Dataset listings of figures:
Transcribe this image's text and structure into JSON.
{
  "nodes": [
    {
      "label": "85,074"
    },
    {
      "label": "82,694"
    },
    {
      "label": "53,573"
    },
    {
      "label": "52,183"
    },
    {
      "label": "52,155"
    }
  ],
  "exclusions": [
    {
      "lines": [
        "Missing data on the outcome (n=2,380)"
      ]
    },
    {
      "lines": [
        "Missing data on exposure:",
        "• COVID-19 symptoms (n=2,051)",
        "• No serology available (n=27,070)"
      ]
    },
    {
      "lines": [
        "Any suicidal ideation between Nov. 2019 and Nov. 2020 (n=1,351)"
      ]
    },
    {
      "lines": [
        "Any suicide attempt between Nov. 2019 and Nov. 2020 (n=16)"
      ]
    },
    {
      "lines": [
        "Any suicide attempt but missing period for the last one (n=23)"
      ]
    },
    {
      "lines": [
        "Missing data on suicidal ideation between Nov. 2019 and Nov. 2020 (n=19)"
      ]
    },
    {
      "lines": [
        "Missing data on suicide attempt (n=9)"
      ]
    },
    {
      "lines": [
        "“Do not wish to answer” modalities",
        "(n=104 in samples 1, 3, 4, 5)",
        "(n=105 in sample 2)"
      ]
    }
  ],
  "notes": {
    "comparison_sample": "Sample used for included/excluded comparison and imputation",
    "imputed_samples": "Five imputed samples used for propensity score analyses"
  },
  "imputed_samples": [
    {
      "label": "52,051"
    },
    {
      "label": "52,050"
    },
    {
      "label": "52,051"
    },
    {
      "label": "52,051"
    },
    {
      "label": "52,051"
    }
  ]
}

# EXERCISE AIM
Provide all the records again, word for word.

# ANSWER TO THIS PROBLEM
Transcribe this image's text and structure into JSON.
{
  "nodes": [
    {
      "label": "85,074"
    },
    {
      "label": "82,694"
    },
    {
      "label": "53,573"
    },
    {
      "label": "52,183"
    },
    {
      "label": "52,155"
    }
  ],
  "exclusions": [
    {
      "lines": [
        "Missing data on the outcome (n=2,380)"
      ]
    },
    {
      "lines": [
        "Missing data on exposure:",
        "• COVID-19 symptoms (n=2,051)",
        "• No serology available (n=27,070)"
      ]
    },
    {
      "lines": [
        "Any suicidal ideation between Nov. 2019 and Nov. 2020 (n=1,351)"
      ]
    },
    {
      "lines": [
        "Any suicide attempt between Nov. 2019 and Nov. 2020 (n=16)"
      ]
    },
    {
      "lines": [
        "Any suicide attempt but missing period for the last one (n=23)"
      ]
    },
    {
      "lines": [
        "Missing data on suicidal ideation between Nov. 2019 and Nov. 2020 (n=19)"
      ]
    },
    {
      "lines": [
        "Missing data on suicide attempt (n=9)"
      ]
    },
    {
      "lines": [
        "“Do not wish to answer” modalities",
        "(n=104 in samples 1, 3, 4, 5)",
        "(n=105 in sample 2)"
      ]
    }
  ],
  "notes": {
    "comparison_sample": "Sample used for included/excluded comparison and imputation",
    "imputed_samples": "Five imputed samples used for propensity score analyses"
  },
  "imputed_samples": [
    {
      "label": "52,051"
    },
    {
      "label": "52,050"
    },
    {
      "label": "52,051"
    },
    {
      "label": "52,051"
    },
    {
      "label": "52,051"
    }
  ]
}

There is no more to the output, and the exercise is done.